### The input
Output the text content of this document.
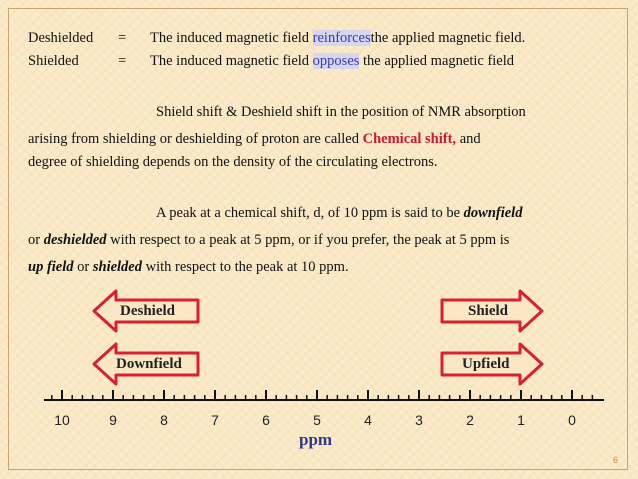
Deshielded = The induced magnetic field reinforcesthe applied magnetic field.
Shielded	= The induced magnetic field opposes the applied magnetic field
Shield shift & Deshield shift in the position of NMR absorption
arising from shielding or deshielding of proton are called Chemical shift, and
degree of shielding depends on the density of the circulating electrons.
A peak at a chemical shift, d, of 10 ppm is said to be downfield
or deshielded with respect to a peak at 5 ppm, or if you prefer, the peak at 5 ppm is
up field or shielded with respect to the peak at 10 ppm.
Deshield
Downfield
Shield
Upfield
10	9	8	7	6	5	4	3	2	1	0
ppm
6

### Aim
Only lines with "peak" are wanted here; list each of them.

### Completed exercise
A peak at a chemical shift, d, of 10 ppm is said to be downfield
or deshielded with respect to a peak at 5 ppm, or if you prefer, the peak at 5 ppm is
up field or shielded with respect to the peak at 10 ppm.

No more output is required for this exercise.